> [DATA IN THIS EXERCISE]
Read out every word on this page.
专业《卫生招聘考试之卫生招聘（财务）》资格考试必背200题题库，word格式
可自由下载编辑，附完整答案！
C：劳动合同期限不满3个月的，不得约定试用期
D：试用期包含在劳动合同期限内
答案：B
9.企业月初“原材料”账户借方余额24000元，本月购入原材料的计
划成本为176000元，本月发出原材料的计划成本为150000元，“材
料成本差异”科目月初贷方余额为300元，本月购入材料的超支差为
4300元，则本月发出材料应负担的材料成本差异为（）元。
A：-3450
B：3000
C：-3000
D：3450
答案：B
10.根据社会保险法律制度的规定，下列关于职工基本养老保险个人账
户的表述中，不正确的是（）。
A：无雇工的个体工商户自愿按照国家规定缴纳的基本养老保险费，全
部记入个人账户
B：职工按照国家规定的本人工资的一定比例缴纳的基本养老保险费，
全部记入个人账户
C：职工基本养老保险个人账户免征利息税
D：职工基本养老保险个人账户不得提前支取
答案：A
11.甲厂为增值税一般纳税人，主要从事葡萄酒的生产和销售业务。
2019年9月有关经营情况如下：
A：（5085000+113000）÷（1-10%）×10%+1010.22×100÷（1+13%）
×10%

> [EXERCISE] Generate an exact reproduction of all entries.

> [EXERCISE SOLUTION]
Read out every word on this page.
专业《卫生招聘考试之卫生招聘（财务）》资格考试必背200题题库，word格式
可自由下载编辑，附完整答案！
C：劳动合同期限不满3个月的，不得约定试用期
D：试用期包含在劳动合同期限内
答案：B
9.企业月初“原材料”账户借方余额24000元，本月购入原材料的计
划成本为176000元，本月发出原材料的计划成本为150000元，“材
料成本差异”科目月初贷方余额为300元，本月购入材料的超支差为
4300元，则本月发出材料应负担的材料成本差异为（）元。
A：-3450
B：3000
C：-3000
D：3450
答案：B
10.根据社会保险法律制度的规定，下列关于职工基本养老保险个人账
户的表述中，不正确的是（）。
A：无雇工的个体工商户自愿按照国家规定缴纳的基本养老保险费，全
部记入个人账户
B：职工按照国家规定的本人工资的一定比例缴纳的基本养老保险费，
全部记入个人账户
C：职工基本养老保险个人账户免征利息税
D：职工基本养老保险个人账户不得提前支取
答案：A
11.甲厂为增值税一般纳税人，主要从事葡萄酒的生产和销售业务。
2019年9月有关经营情况如下：
A：（5085000+113000）÷（1-10%）×10%+1010.22×100÷（1+13%）
×10%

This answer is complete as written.